----- Listing -----
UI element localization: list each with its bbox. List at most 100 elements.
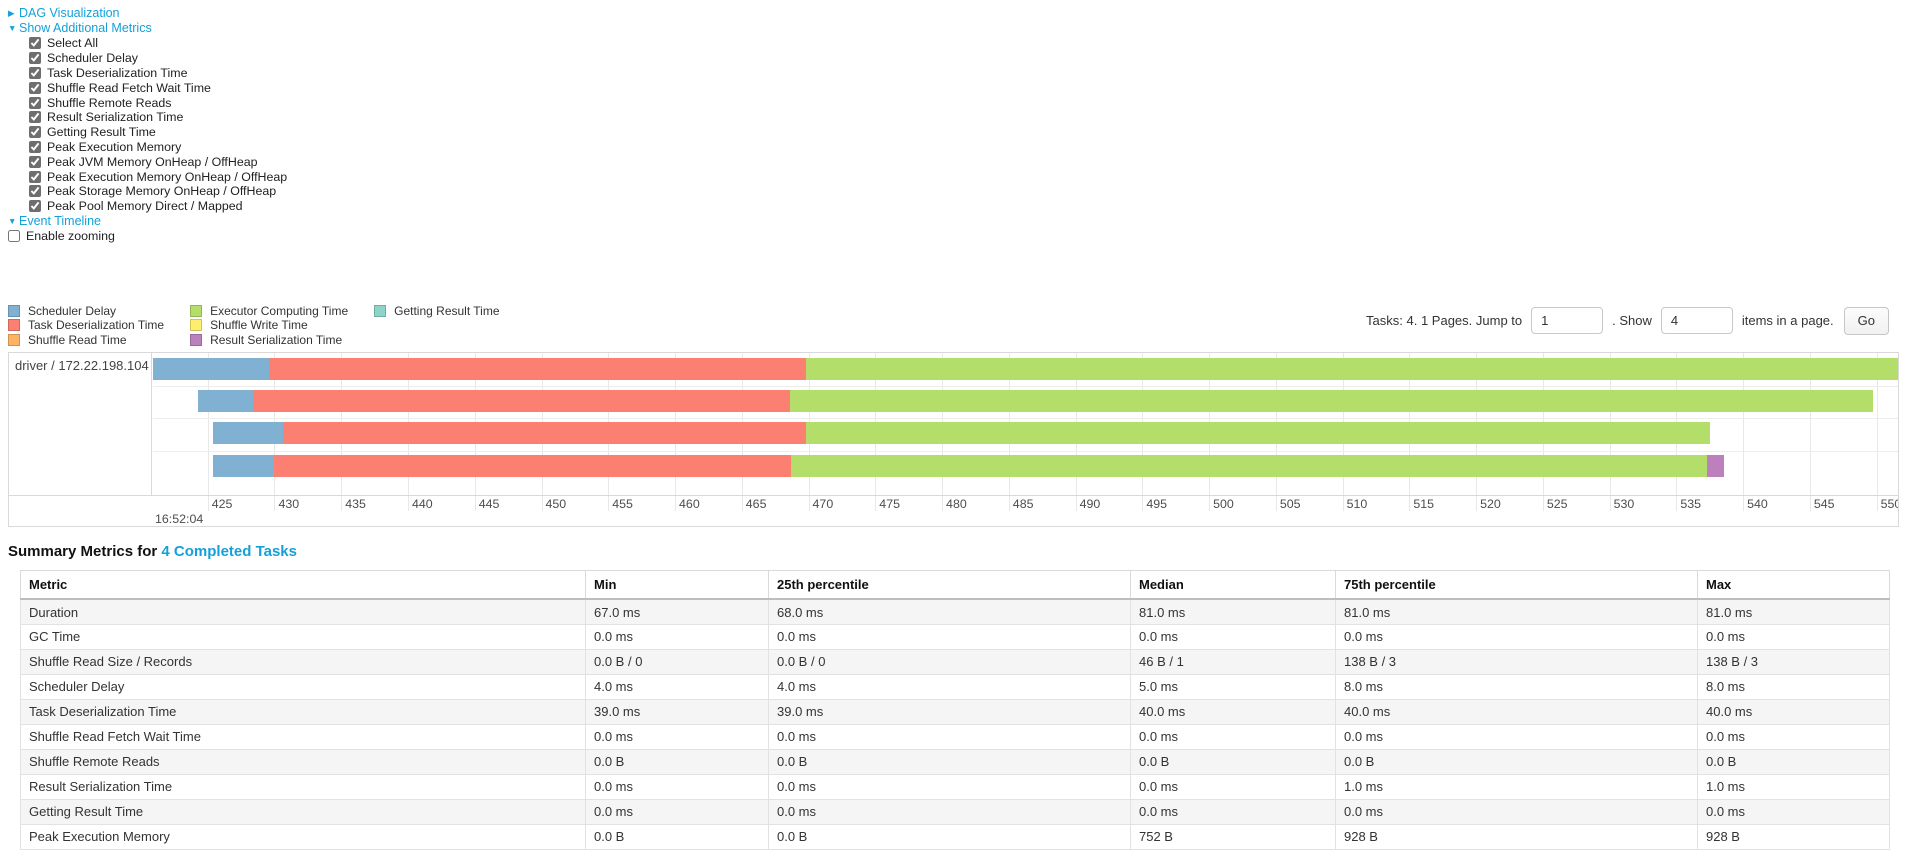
dag-visualization-toggle[interactable]: ▶ DAG Visualization: [8, 6, 1899, 21]
summary-header-row: Metric Min 25th percentile Median 75th perce…: [20, 570, 1890, 601]
task-bar-segment[interactable]: [274, 454, 792, 477]
metric-value-cell: 40.0 ms: [1697, 698, 1890, 725]
metric-checkbox-item[interactable]: Scheduler Delay: [29, 51, 1899, 66]
task-bar-segment[interactable]: [253, 390, 790, 413]
metric-value-cell: 39.0 ms: [585, 698, 769, 725]
checkbox-icon[interactable]: [29, 200, 41, 213]
metric-value-cell: 0.0 ms: [585, 723, 769, 750]
group-row-divider: [153, 418, 1898, 420]
checkbox-icon[interactable]: [29, 140, 41, 153]
table-row: Result Serialization Time 0.0 ms 0.0 ms 0.0…: [20, 773, 1890, 800]
metric-checkbox-item[interactable]: Peak Execution Memory OnHeap / OffHeap: [29, 169, 1899, 184]
time-axis-tick-label: 445: [478, 497, 500, 512]
event-timeline-toggle[interactable]: ▼ Event Timeline: [8, 214, 1899, 229]
time-axis-tick-label: 530: [1613, 497, 1635, 512]
checkbox-icon[interactable]: [29, 81, 41, 94]
legend-item: Getting Result Time: [374, 303, 500, 319]
time-axis-tick-label: 430: [278, 497, 300, 512]
metric-checkbox-label: Peak Execution Memory: [47, 139, 182, 154]
metric-checkbox-label: Getting Result Time: [47, 125, 156, 140]
legend-label: Scheduler Delay: [28, 303, 117, 318]
metric-checkbox-item[interactable]: Peak Storage Memory OnHeap / OffHeap: [29, 184, 1899, 199]
task-bar-segment[interactable]: [213, 454, 275, 477]
metric-name-cell: Duration: [20, 598, 586, 625]
metric-checkbox-item[interactable]: Result Serialization Time: [29, 110, 1899, 125]
task-bar-segment[interactable]: [153, 357, 270, 380]
time-axis-tick-label: 475: [879, 497, 900, 512]
metric-name-cell: Shuffle Read Size / Records: [20, 648, 586, 675]
task-bar-segment[interactable]: [805, 357, 1898, 380]
group-row-divider: [153, 450, 1898, 452]
metric-value-cell: 0.0 ms: [1130, 723, 1336, 750]
time-axis-tick-label: 485: [1012, 497, 1034, 512]
timeline-bars: [153, 353, 1898, 495]
task-bar-segment[interactable]: [791, 454, 1708, 477]
metric-checkbox-item[interactable]: Peak Pool Memory Direct / Mapped: [29, 199, 1899, 214]
metric-checkbox-item[interactable]: Peak JVM Memory OnHeap / OffHeap: [29, 154, 1899, 169]
task-bar-segment[interactable]: [213, 422, 283, 445]
time-axis-tick-label: 520: [1480, 497, 1501, 512]
metric-value-cell: 1.0 ms: [1335, 773, 1698, 800]
legend-label: Result Serialization Time: [210, 333, 343, 348]
metric-checkbox-item[interactable]: Shuffle Remote Reads: [29, 95, 1899, 110]
metric-value-cell: 8.0 ms: [1697, 673, 1890, 700]
time-axis-tick-label: 440: [412, 497, 433, 512]
task-bar-segment[interactable]: [282, 422, 806, 445]
metric-value-cell: 0.0 B / 0: [768, 648, 1131, 675]
time-axis-tick-label: 480: [946, 497, 967, 512]
time-axis-tick-label: 540: [1747, 497, 1768, 512]
time-axis-tick-label: 455: [612, 497, 633, 512]
task-bar-segment[interactable]: [198, 390, 254, 413]
summary-heading-prefix: Summary Metrics for: [8, 543, 162, 561]
items-per-page-input[interactable]: [1660, 307, 1733, 335]
table-row: Shuffle Read Fetch Wait Time 0.0 ms 0.0 ms…: [20, 723, 1890, 750]
metric-value-cell: 0.0 ms: [768, 798, 1131, 825]
checkbox-icon[interactable]: [29, 126, 41, 139]
checkbox-icon[interactable]: [29, 37, 41, 50]
metric-checkbox-label: Peak Execution Memory OnHeap / OffHeap: [47, 169, 288, 184]
time-axis-tick-label: 465: [745, 497, 767, 512]
metric-value-cell: 0.0 ms: [1697, 798, 1890, 825]
checkbox-icon[interactable]: [29, 52, 41, 65]
checkbox-icon[interactable]: [29, 155, 41, 168]
metric-value-cell: 0.0 ms: [1697, 623, 1890, 650]
table-row: Shuffle Read Size / Records 0.0 B / 0 0.0 …: [20, 648, 1890, 675]
metric-checkbox-item[interactable]: Shuffle Read Fetch Wait Time: [29, 80, 1899, 95]
metric-checkbox-item[interactable]: Select All: [29, 36, 1899, 51]
jump-to-page-input[interactable]: [1531, 307, 1604, 335]
metric-checkbox-item[interactable]: Getting Result Time: [29, 125, 1899, 140]
metric-checkbox-label: Peak Pool Memory Direct / Mapped: [47, 199, 243, 214]
metric-value-cell: 752 B: [1130, 823, 1336, 850]
metric-checkbox-label: Peak JVM Memory OnHeap / OffHeap: [47, 154, 258, 169]
enable-zooming-checkbox[interactable]: [8, 230, 20, 243]
metric-value-cell: 0.0 ms: [1130, 623, 1336, 650]
metric-value-cell: 81.0 ms: [1130, 598, 1336, 625]
task-pagination: Tasks: 4. 1 Pages. Jump to . Show items …: [1366, 295, 1889, 348]
enable-zooming-label: Enable zooming: [26, 229, 115, 244]
legend-item: Shuffle Write Time: [190, 318, 348, 333]
checkbox-icon[interactable]: [29, 66, 41, 79]
legend-label: Getting Result Time: [394, 303, 500, 318]
checkbox-icon[interactable]: [29, 111, 41, 124]
legend-swatch: [8, 334, 20, 347]
task-bar-segment[interactable]: [269, 357, 806, 380]
checkbox-icon[interactable]: [29, 170, 41, 183]
checkbox-icon[interactable]: [29, 185, 41, 198]
task-bar-segment[interactable]: [1707, 454, 1725, 477]
checkbox-icon[interactable]: [29, 96, 41, 109]
metric-checkbox-item[interactable]: Task Deserialization Time: [29, 66, 1899, 81]
task-bar-segment[interactable]: [789, 390, 1873, 413]
metric-value-cell: 0.0 ms: [768, 723, 1131, 750]
time-axis-tick-label: 460: [679, 497, 700, 512]
show-additional-metrics-toggle[interactable]: ▼ Show Additional Metrics: [8, 21, 1899, 36]
task-bar-segment[interactable]: [805, 422, 1710, 445]
enable-zooming-option[interactable]: Enable zooming: [8, 229, 1899, 244]
go-button[interactable]: Go: [1843, 306, 1889, 335]
grid-line: [1743, 353, 1745, 512]
metric-checkbox-item[interactable]: Peak Execution Memory: [29, 140, 1899, 155]
metric-value-cell: 4.0 ms: [585, 673, 769, 700]
completed-tasks-link[interactable]: 4 Completed Tasks: [161, 543, 297, 561]
metric-value-cell: 928 B: [1697, 823, 1890, 850]
legend-item: Scheduler Delay: [8, 304, 164, 319]
time-axis-ticks: 16:52:04 425 430 435 440 445 450 455 460 465 470 4…: [153, 496, 1898, 526]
-----
Task statement -
Revise the records above by changing every "Scheduler Delay" to "Queue Delay" and keeping all other text as it is. Omit the pictures from your answer.

Solution for this problem -
UI element localization: list each with its bbox. List at most 100 elements.
dag-visualization-toggle[interactable]: ▶ DAG Visualization: [8, 6, 1899, 21]
summary-header-row: Metric Min 25th percentile Median 75th perce…: [20, 570, 1890, 601]
task-bar-segment[interactable]: [274, 454, 792, 477]
metric-value-cell: 40.0 ms: [1697, 698, 1890, 725]
metric-checkbox-item[interactable]: Queue Delay: [29, 51, 1899, 66]
task-bar-segment[interactable]: [253, 390, 790, 413]
metric-value-cell: 39.0 ms: [585, 698, 769, 725]
checkbox-icon[interactable]: [29, 200, 41, 213]
metric-value-cell: 0.0 ms: [585, 723, 769, 750]
group-row-divider: [153, 418, 1898, 420]
checkbox-icon[interactable]: [29, 140, 41, 153]
table-row: Result Serialization Time 0.0 ms 0.0 ms 0.0…: [20, 773, 1890, 800]
metric-checkbox-item[interactable]: Peak Execution Memory OnHeap / OffHeap: [29, 169, 1899, 184]
time-axis-tick-label: 445: [478, 497, 500, 512]
event-timeline-toggle[interactable]: ▼ Event Timeline: [8, 214, 1899, 229]
time-axis-tick-label: 530: [1613, 497, 1635, 512]
checkbox-icon[interactable]: [29, 81, 41, 94]
legend-item: Getting Result Time: [374, 303, 500, 319]
time-axis-tick-label: 430: [278, 497, 300, 512]
metric-checkbox-label: Peak Execution Memory: [47, 139, 182, 154]
metric-checkbox-label: Getting Result Time: [47, 125, 156, 140]
legend-label: Queue Delay: [28, 303, 117, 318]
metric-checkbox-item[interactable]: Peak Storage Memory OnHeap / OffHeap: [29, 184, 1899, 199]
task-bar-segment[interactable]: [213, 454, 275, 477]
metric-name-cell: Duration: [20, 598, 586, 625]
metric-checkbox-item[interactable]: Result Serialization Time: [29, 110, 1899, 125]
task-bar-segment[interactable]: [153, 357, 270, 380]
time-axis-tick-label: 475: [879, 497, 900, 512]
metric-name-cell: Shuffle Read Size / Records: [20, 648, 586, 675]
task-bar-segment[interactable]: [805, 357, 1898, 380]
group-row-divider: [153, 450, 1898, 452]
metric-value-cell: 0.0 ms: [1130, 723, 1336, 750]
time-axis-tick-label: 485: [1012, 497, 1034, 512]
timeline-bars: [153, 353, 1898, 495]
task-bar-segment[interactable]: [791, 454, 1708, 477]
metric-checkbox-item[interactable]: Peak Pool Memory Direct / Mapped: [29, 199, 1899, 214]
metric-checkbox-item[interactable]: Peak JVM Memory OnHeap / OffHeap: [29, 154, 1899, 169]
task-bar-segment[interactable]: [213, 422, 283, 445]
time-axis-tick-label: 520: [1480, 497, 1501, 512]
metric-value-cell: 1.0 ms: [1335, 773, 1698, 800]
legend-label: Result Serialization Time: [210, 333, 343, 348]
metric-checkbox-item[interactable]: Shuffle Remote Reads: [29, 95, 1899, 110]
metric-value-cell: 8.0 ms: [1697, 673, 1890, 700]
time-axis-tick-label: 440: [412, 497, 433, 512]
task-bar-segment[interactable]: [282, 422, 806, 445]
metric-value-cell: 0.0 B / 0: [768, 648, 1131, 675]
time-axis-tick-label: 480: [946, 497, 967, 512]
time-axis-tick-label: 540: [1747, 497, 1768, 512]
time-axis-tick-label: 455: [612, 497, 633, 512]
task-bar-segment[interactable]: [198, 390, 254, 413]
summary-heading-prefix: Summary Metrics for: [8, 543, 162, 561]
items-per-page-input[interactable]: [1660, 307, 1733, 335]
table-row: Shuffle Read Fetch Wait Time 0.0 ms 0.0 ms…: [20, 723, 1890, 750]
metric-value-cell: 0.0 ms: [768, 798, 1131, 825]
checkbox-icon[interactable]: [29, 126, 41, 139]
checkbox-icon[interactable]: [29, 37, 41, 50]
metric-checkbox-label: Peak Execution Memory OnHeap / OffHeap: [47, 169, 288, 184]
time-axis-tick-label: 465: [745, 497, 767, 512]
metric-value-cell: 0.0 ms: [1697, 798, 1890, 825]
checkbox-icon[interactable]: [29, 52, 41, 65]
checkbox-icon[interactable]: [29, 155, 41, 168]
metric-value-cell: 0.0 ms: [1697, 623, 1890, 650]
table-row: Shuffle Read Size / Records 0.0 B / 0 0.0 …: [20, 648, 1890, 675]
metric-checkbox-item[interactable]: Shuffle Read Fetch Wait Time: [29, 80, 1899, 95]
metric-checkbox-item[interactable]: Select All: [29, 36, 1899, 51]
jump-to-page-input[interactable]: [1531, 307, 1604, 335]
metric-checkbox-item[interactable]: Getting Result Time: [29, 125, 1899, 140]
metric-checkbox-label: Peak Pool Memory Direct / Mapped: [47, 199, 243, 214]
metric-value-cell: 752 B: [1130, 823, 1336, 850]
metric-checkbox-label: Peak JVM Memory OnHeap / OffHeap: [47, 154, 258, 169]
enable-zooming-checkbox[interactable]: [8, 230, 20, 243]
metric-value-cell: 0.0 ms: [1130, 623, 1336, 650]
metric-value-cell: 81.0 ms: [1130, 598, 1336, 625]
task-pagination: Tasks: 4. 1 Pages. Jump to . Show items …: [1366, 295, 1889, 348]
enable-zooming-label: Enable zooming: [26, 229, 115, 244]
legend-item: Shuffle Write Time: [190, 318, 348, 333]
checkbox-icon[interactable]: [29, 66, 41, 79]
legend-label: Getting Result Time: [394, 303, 500, 318]
checkbox-icon[interactable]: [29, 111, 41, 124]
legend-swatch: [8, 334, 20, 347]
task-bar-segment[interactable]: [269, 357, 806, 380]
checkbox-icon[interactable]: [29, 170, 41, 183]
checkbox-icon[interactable]: [29, 185, 41, 198]
task-bar-segment[interactable]: [1707, 454, 1725, 477]
checkbox-icon[interactable]: [29, 96, 41, 109]
metric-checkbox-item[interactable]: Task Deserialization Time: [29, 66, 1899, 81]
task-bar-segment[interactable]: [789, 390, 1873, 413]
metric-value-cell: 0.0 ms: [768, 723, 1131, 750]
time-axis-tick-label: 460: [679, 497, 700, 512]
show-additional-metrics-toggle[interactable]: ▼ Show Additional Metrics: [8, 21, 1899, 36]
task-bar-segment[interactable]: [805, 422, 1710, 445]
enable-zooming-option[interactable]: Enable zooming: [8, 229, 1899, 244]
go-button[interactable]: Go: [1843, 306, 1889, 335]
grid-line: [1743, 353, 1745, 512]
metric-checkbox-item[interactable]: Peak Execution Memory: [29, 140, 1899, 155]
metric-value-cell: 4.0 ms: [585, 673, 769, 700]
completed-tasks-link[interactable]: 4 Completed Tasks: [161, 543, 297, 561]
metric-value-cell: 928 B: [1697, 823, 1890, 850]
legend-item: Queue Delay: [8, 304, 164, 319]
time-axis-ticks: 16:52:04 425 430 435 440 445 450 455 460 465 470 4…: [153, 496, 1898, 526]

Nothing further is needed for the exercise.